▶ [AIM OF THE TASK] Copy each line holding the string "JSON".

**** SUPPLIED MATERIAL

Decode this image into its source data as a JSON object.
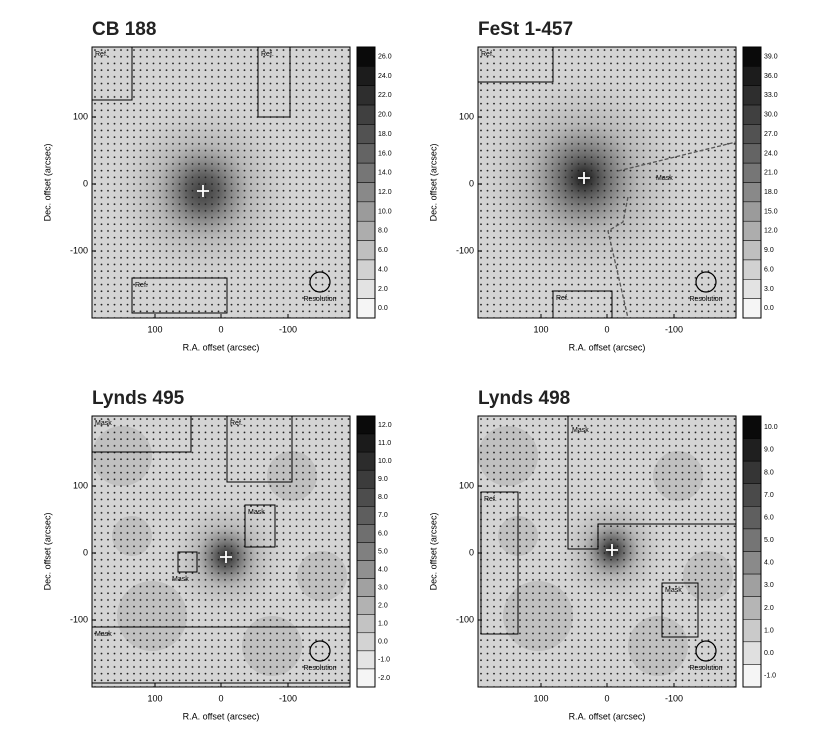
{
  "panels": [
    {
      "title": "CB 188",
      "x_label": "R.A. offset (arcsec)",
      "y_label": "Dec. offset (arcsec)",
      "x_ticks": [
        "100",
        "0",
        "-100"
      ],
      "y_ticks": [
        "100",
        "0",
        "-100"
      ],
      "colorbar": [
        "26.0",
        "24.0",
        "22.0",
        "20.0",
        "18.0",
        "16.0",
        "14.0",
        "12.0",
        "10.0",
        "8.0",
        "6.0",
        "4.0",
        "2.0",
        "0.0"
      ],
      "regions": [
        "Ref.",
        "Ref.",
        "Ref."
      ],
      "resolution": "Resolution"
    },
    {
      "title": "FeSt 1-457",
      "x_label": "R.A. offset (arcsec)",
      "y_label": "Dec. offset (arcsec)",
      "x_ticks": [
        "100",
        "0",
        "-100"
      ],
      "y_ticks": [
        "100",
        "0",
        "-100"
      ],
      "colorbar": [
        "39.0",
        "36.0",
        "33.0",
        "30.0",
        "27.0",
        "24.0",
        "21.0",
        "18.0",
        "15.0",
        "12.0",
        "9.0",
        "6.0",
        "3.0",
        "0.0"
      ],
      "regions": [
        "Ref.",
        "Ref.",
        "Mask"
      ],
      "resolution": "Resolution"
    },
    {
      "title": "Lynds 495",
      "x_label": "R.A. offset (arcsec)",
      "y_label": "Dec. offset (arcsec)",
      "x_ticks": [
        "100",
        "0",
        "-100"
      ],
      "y_ticks": [
        "100",
        "0",
        "-100"
      ],
      "colorbar": [
        "12.0",
        "11.0",
        "10.0",
        "9.0",
        "8.0",
        "7.0",
        "6.0",
        "5.0",
        "4.0",
        "3.0",
        "2.0",
        "1.0",
        "0.0",
        "-1.0",
        "-2.0"
      ],
      "regions": [
        "Mask",
        "Ref.",
        "Mask",
        "Mask",
        "Mask"
      ],
      "resolution": "Resolution"
    },
    {
      "title": "Lynds 498",
      "x_label": "R.A. offset (arcsec)",
      "y_label": "Dec. offset (arcsec)",
      "x_ticks": [
        "100",
        "0",
        "-100"
      ],
      "y_ticks": [
        "100",
        "0",
        "-100"
      ],
      "colorbar": [
        "10.0",
        "9.0",
        "8.0",
        "7.0",
        "6.0",
        "5.0",
        "4.0",
        "3.0",
        "2.0",
        "1.0",
        "0.0",
        "-1.0"
      ],
      "regions": [
        "Mask",
        "Ref.",
        "Mask"
      ],
      "resolution": "Resolution"
    }
  ]
}
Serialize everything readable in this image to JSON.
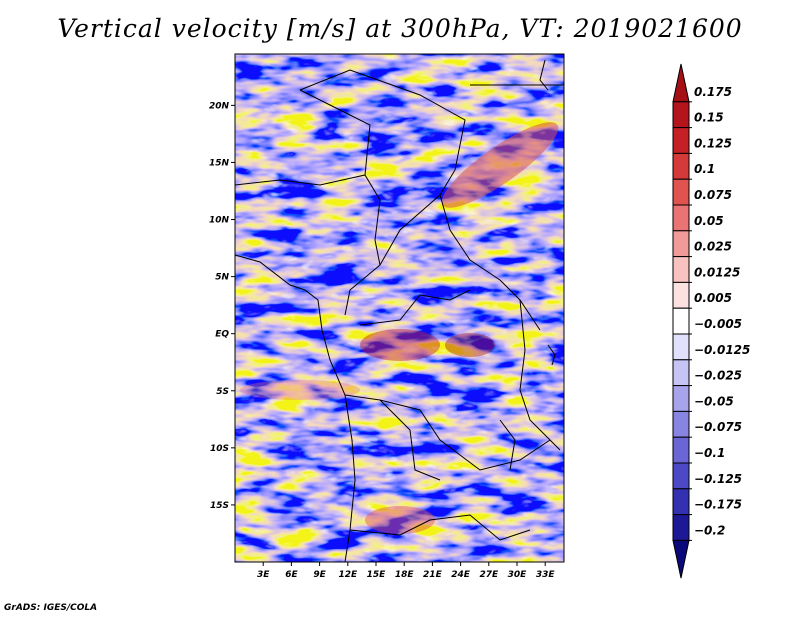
{
  "title": "Vertical velocity [m/s] at 300hPa, VT: 2019021600",
  "credit": "GrADS: IGES/COLA",
  "map": {
    "lat_labels": [
      "20N",
      "15N",
      "10N",
      "5N",
      "EQ",
      "5S",
      "10S",
      "15S"
    ],
    "lat_values": [
      20,
      15,
      10,
      5,
      0,
      -5,
      -10,
      -15
    ],
    "lon_labels": [
      "3E",
      "6E",
      "9E",
      "12E",
      "15E",
      "18E",
      "21E",
      "24E",
      "27E",
      "30E",
      "33E"
    ],
    "lon_values": [
      3,
      6,
      9,
      12,
      15,
      18,
      21,
      24,
      27,
      30,
      33
    ],
    "lat_range": [
      -20,
      24.5
    ],
    "lon_range": [
      0,
      35
    ]
  },
  "colorbar": {
    "labels": [
      "0.175",
      "0.15",
      "0.125",
      "0.1",
      "0.075",
      "0.05",
      "0.025",
      "0.0125",
      "0.005",
      "−0.005",
      "−0.0125",
      "−0.025",
      "−0.05",
      "−0.075",
      "−0.1",
      "−0.125",
      "−0.175",
      "−0.2"
    ],
    "colors": [
      "#a50f15",
      "#b4151c",
      "#c52026",
      "#d43a3a",
      "#e0534f",
      "#ea7373",
      "#f19b98",
      "#f7c2c0",
      "#fbe1e0",
      "#ffffff",
      "#e2e1fb",
      "#c6c4f4",
      "#a7a4ec",
      "#8784e2",
      "#6a66d6",
      "#4c48c6",
      "#3430b2",
      "#1c1896",
      "#0b087a"
    ]
  }
}
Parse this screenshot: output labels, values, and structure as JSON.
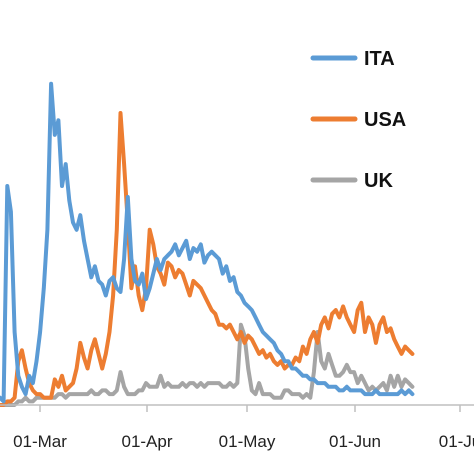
{
  "chart_data": {
    "type": "line",
    "title": "",
    "xlabel": "",
    "ylabel": "",
    "x_ticks": [
      "01-Mar",
      "01-Apr",
      "01-May",
      "01-Jun",
      "01-Ju"
    ],
    "legend_position": "top-right",
    "grid": false,
    "series": [
      {
        "name": "ITA",
        "color": "#5B9BD5",
        "points": [
          [
            0,
            2
          ],
          [
            1,
            1
          ],
          [
            2,
            60
          ],
          [
            3,
            53
          ],
          [
            4,
            20
          ],
          [
            5,
            8
          ],
          [
            6,
            5
          ],
          [
            7,
            3
          ],
          [
            8,
            8
          ],
          [
            9,
            6
          ],
          [
            10,
            12
          ],
          [
            11,
            20
          ],
          [
            12,
            32
          ],
          [
            13,
            48
          ],
          [
            14,
            88
          ],
          [
            15,
            74
          ],
          [
            16,
            78
          ],
          [
            17,
            60
          ],
          [
            18,
            66
          ],
          [
            19,
            56
          ],
          [
            20,
            50
          ],
          [
            21,
            48
          ],
          [
            22,
            52
          ],
          [
            23,
            45
          ],
          [
            24,
            40
          ],
          [
            25,
            35
          ],
          [
            26,
            38
          ],
          [
            27,
            34
          ],
          [
            28,
            33
          ],
          [
            29,
            30
          ],
          [
            30,
            34
          ],
          [
            31,
            35
          ],
          [
            32,
            32
          ],
          [
            33,
            31
          ],
          [
            34,
            40
          ],
          [
            35,
            57
          ],
          [
            36,
            40
          ],
          [
            37,
            34
          ],
          [
            38,
            33
          ],
          [
            39,
            36
          ],
          [
            40,
            29
          ],
          [
            41,
            32
          ],
          [
            42,
            36
          ],
          [
            43,
            40
          ],
          [
            44,
            37
          ],
          [
            45,
            40
          ],
          [
            46,
            41
          ],
          [
            47,
            42
          ],
          [
            48,
            44
          ],
          [
            49,
            41
          ],
          [
            50,
            43
          ],
          [
            51,
            45
          ],
          [
            52,
            40
          ],
          [
            53,
            43
          ],
          [
            54,
            42
          ],
          [
            55,
            44
          ],
          [
            56,
            39
          ],
          [
            57,
            41
          ],
          [
            58,
            42
          ],
          [
            59,
            41
          ],
          [
            60,
            40
          ],
          [
            61,
            36
          ],
          [
            62,
            38
          ],
          [
            63,
            34
          ],
          [
            64,
            35
          ],
          [
            65,
            31
          ],
          [
            66,
            30
          ],
          [
            67,
            28
          ],
          [
            68,
            27
          ],
          [
            69,
            26
          ],
          [
            70,
            24
          ],
          [
            71,
            22
          ],
          [
            72,
            20
          ],
          [
            73,
            19
          ],
          [
            74,
            18
          ],
          [
            75,
            17
          ],
          [
            76,
            15
          ],
          [
            77,
            14
          ],
          [
            78,
            12
          ],
          [
            79,
            12
          ],
          [
            80,
            10
          ],
          [
            81,
            10
          ],
          [
            82,
            9
          ],
          [
            83,
            8
          ],
          [
            84,
            8
          ],
          [
            85,
            7
          ],
          [
            86,
            7
          ],
          [
            87,
            6
          ],
          [
            88,
            6
          ],
          [
            89,
            6
          ],
          [
            90,
            5
          ],
          [
            91,
            5
          ],
          [
            92,
            5
          ],
          [
            93,
            4
          ],
          [
            94,
            4
          ],
          [
            95,
            5
          ],
          [
            96,
            4
          ],
          [
            97,
            4
          ],
          [
            98,
            4
          ],
          [
            99,
            4
          ],
          [
            100,
            3
          ],
          [
            101,
            3
          ],
          [
            102,
            3
          ],
          [
            103,
            4
          ],
          [
            104,
            3
          ],
          [
            105,
            3
          ],
          [
            106,
            3
          ],
          [
            107,
            3
          ],
          [
            108,
            3
          ],
          [
            109,
            3
          ],
          [
            110,
            4
          ],
          [
            111,
            3
          ],
          [
            112,
            4
          ],
          [
            113,
            3
          ]
        ]
      },
      {
        "name": "USA",
        "color": "#ED7D31",
        "points": [
          [
            0,
            0
          ],
          [
            1,
            0
          ],
          [
            2,
            1
          ],
          [
            3,
            1
          ],
          [
            4,
            2
          ],
          [
            5,
            12
          ],
          [
            6,
            15
          ],
          [
            7,
            10
          ],
          [
            8,
            6
          ],
          [
            9,
            4
          ],
          [
            10,
            3
          ],
          [
            11,
            3
          ],
          [
            12,
            2
          ],
          [
            13,
            2
          ],
          [
            14,
            2
          ],
          [
            15,
            7
          ],
          [
            16,
            5
          ],
          [
            17,
            8
          ],
          [
            18,
            4
          ],
          [
            19,
            5
          ],
          [
            20,
            6
          ],
          [
            21,
            10
          ],
          [
            22,
            17
          ],
          [
            23,
            13
          ],
          [
            24,
            10
          ],
          [
            25,
            15
          ],
          [
            26,
            18
          ],
          [
            27,
            14
          ],
          [
            28,
            10
          ],
          [
            29,
            14
          ],
          [
            30,
            20
          ],
          [
            31,
            30
          ],
          [
            32,
            48
          ],
          [
            33,
            80
          ],
          [
            34,
            66
          ],
          [
            35,
            50
          ],
          [
            36,
            32
          ],
          [
            37,
            38
          ],
          [
            38,
            30
          ],
          [
            39,
            26
          ],
          [
            40,
            32
          ],
          [
            41,
            48
          ],
          [
            42,
            44
          ],
          [
            43,
            38
          ],
          [
            44,
            36
          ],
          [
            45,
            33
          ],
          [
            46,
            39
          ],
          [
            47,
            38
          ],
          [
            48,
            35
          ],
          [
            49,
            37
          ],
          [
            50,
            36
          ],
          [
            51,
            33
          ],
          [
            52,
            30
          ],
          [
            53,
            34
          ],
          [
            54,
            33
          ],
          [
            55,
            32
          ],
          [
            56,
            30
          ],
          [
            57,
            28
          ],
          [
            58,
            26
          ],
          [
            59,
            25
          ],
          [
            60,
            22
          ],
          [
            61,
            22
          ],
          [
            62,
            21
          ],
          [
            63,
            22
          ],
          [
            64,
            20
          ],
          [
            65,
            18
          ],
          [
            66,
            20
          ],
          [
            67,
            17
          ],
          [
            68,
            19
          ],
          [
            69,
            18
          ],
          [
            70,
            16
          ],
          [
            71,
            14
          ],
          [
            72,
            15
          ],
          [
            73,
            13
          ],
          [
            74,
            14
          ],
          [
            75,
            12
          ],
          [
            76,
            11
          ],
          [
            77,
            12
          ],
          [
            78,
            10
          ],
          [
            79,
            11
          ],
          [
            80,
            11
          ],
          [
            81,
            13
          ],
          [
            82,
            12
          ],
          [
            83,
            16
          ],
          [
            84,
            14
          ],
          [
            85,
            18
          ],
          [
            86,
            20
          ],
          [
            87,
            17
          ],
          [
            88,
            22
          ],
          [
            89,
            24
          ],
          [
            90,
            21
          ],
          [
            91,
            25
          ],
          [
            92,
            26
          ],
          [
            93,
            24
          ],
          [
            94,
            27
          ],
          [
            95,
            24
          ],
          [
            96,
            22
          ],
          [
            97,
            20
          ],
          [
            98,
            26
          ],
          [
            99,
            28
          ],
          [
            100,
            20
          ],
          [
            101,
            24
          ],
          [
            102,
            22
          ],
          [
            103,
            17
          ],
          [
            104,
            22
          ],
          [
            105,
            24
          ],
          [
            106,
            20
          ],
          [
            107,
            21
          ],
          [
            108,
            18
          ],
          [
            109,
            16
          ],
          [
            110,
            14
          ],
          [
            111,
            16
          ],
          [
            112,
            15
          ],
          [
            113,
            14
          ]
        ]
      },
      {
        "name": "UK",
        "color": "#A5A5A5",
        "points": [
          [
            0,
            0
          ],
          [
            1,
            0
          ],
          [
            2,
            0
          ],
          [
            3,
            0
          ],
          [
            4,
            0
          ],
          [
            5,
            1
          ],
          [
            6,
            1
          ],
          [
            7,
            2
          ],
          [
            8,
            1
          ],
          [
            9,
            1
          ],
          [
            10,
            2
          ],
          [
            11,
            2
          ],
          [
            12,
            2
          ],
          [
            13,
            2
          ],
          [
            14,
            2
          ],
          [
            15,
            2
          ],
          [
            16,
            3
          ],
          [
            17,
            3
          ],
          [
            18,
            2
          ],
          [
            19,
            3
          ],
          [
            20,
            3
          ],
          [
            21,
            3
          ],
          [
            22,
            3
          ],
          [
            23,
            3
          ],
          [
            24,
            3
          ],
          [
            25,
            4
          ],
          [
            26,
            3
          ],
          [
            27,
            3
          ],
          [
            28,
            4
          ],
          [
            29,
            4
          ],
          [
            30,
            3
          ],
          [
            31,
            3
          ],
          [
            32,
            4
          ],
          [
            33,
            9
          ],
          [
            34,
            5
          ],
          [
            35,
            3
          ],
          [
            36,
            3
          ],
          [
            37,
            3
          ],
          [
            38,
            4
          ],
          [
            39,
            4
          ],
          [
            40,
            6
          ],
          [
            41,
            5
          ],
          [
            42,
            5
          ],
          [
            43,
            5
          ],
          [
            44,
            8
          ],
          [
            45,
            5
          ],
          [
            46,
            6
          ],
          [
            47,
            5
          ],
          [
            48,
            5
          ],
          [
            49,
            5
          ],
          [
            50,
            6
          ],
          [
            51,
            5
          ],
          [
            52,
            6
          ],
          [
            53,
            6
          ],
          [
            54,
            5
          ],
          [
            55,
            6
          ],
          [
            56,
            5
          ],
          [
            57,
            6
          ],
          [
            58,
            6
          ],
          [
            59,
            6
          ],
          [
            60,
            6
          ],
          [
            61,
            5
          ],
          [
            62,
            5
          ],
          [
            63,
            6
          ],
          [
            64,
            5
          ],
          [
            65,
            6
          ],
          [
            66,
            22
          ],
          [
            67,
            19
          ],
          [
            68,
            10
          ],
          [
            69,
            4
          ],
          [
            70,
            3
          ],
          [
            71,
            6
          ],
          [
            72,
            3
          ],
          [
            73,
            3
          ],
          [
            74,
            3
          ],
          [
            75,
            2
          ],
          [
            76,
            2
          ],
          [
            77,
            2
          ],
          [
            78,
            4
          ],
          [
            79,
            4
          ],
          [
            80,
            3
          ],
          [
            81,
            3
          ],
          [
            82,
            3
          ],
          [
            83,
            2
          ],
          [
            84,
            3
          ],
          [
            85,
            2
          ],
          [
            86,
            9
          ],
          [
            87,
            20
          ],
          [
            88,
            12
          ],
          [
            89,
            10
          ],
          [
            90,
            14
          ],
          [
            91,
            11
          ],
          [
            92,
            8
          ],
          [
            93,
            8
          ],
          [
            94,
            9
          ],
          [
            95,
            11
          ],
          [
            96,
            9
          ],
          [
            97,
            9
          ],
          [
            98,
            6
          ],
          [
            99,
            8
          ],
          [
            100,
            6
          ],
          [
            101,
            4
          ],
          [
            102,
            5
          ],
          [
            103,
            4
          ],
          [
            104,
            5
          ],
          [
            105,
            6
          ],
          [
            106,
            4
          ],
          [
            107,
            8
          ],
          [
            108,
            5
          ],
          [
            109,
            8
          ],
          [
            110,
            5
          ],
          [
            111,
            7
          ],
          [
            112,
            6
          ],
          [
            113,
            5
          ]
        ]
      }
    ]
  }
}
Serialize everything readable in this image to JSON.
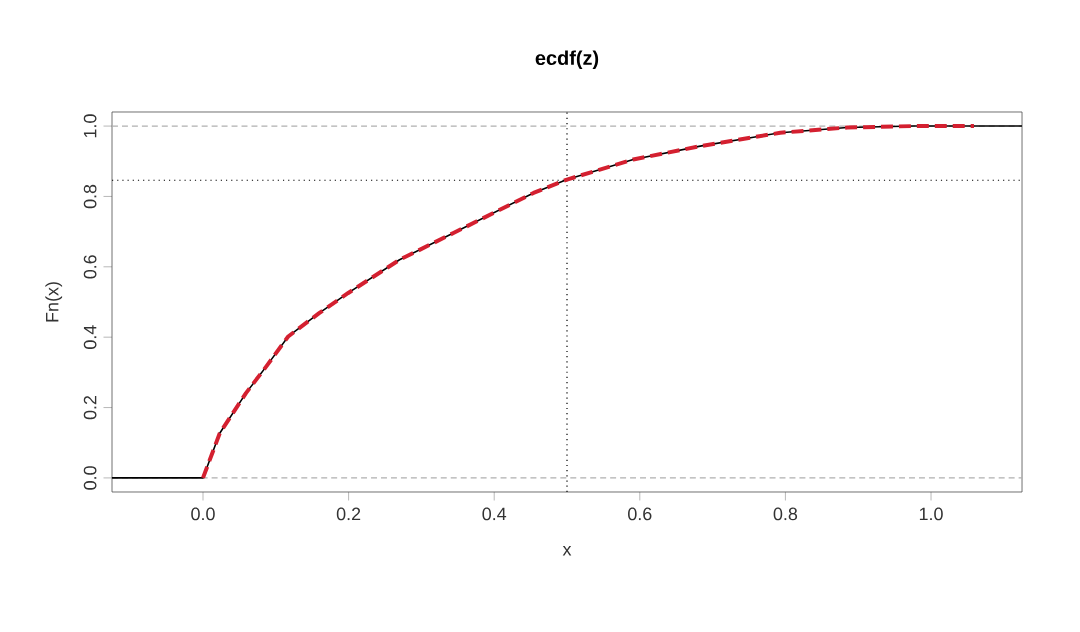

********

▶ [SOLUTION]
Decode this image into its source data as a JSON object.
Serialize everything readable in this image to JSON.
Parse this screenshot: output labels, values, and structure as JSON.
Serialize everything readable in this image to JSON.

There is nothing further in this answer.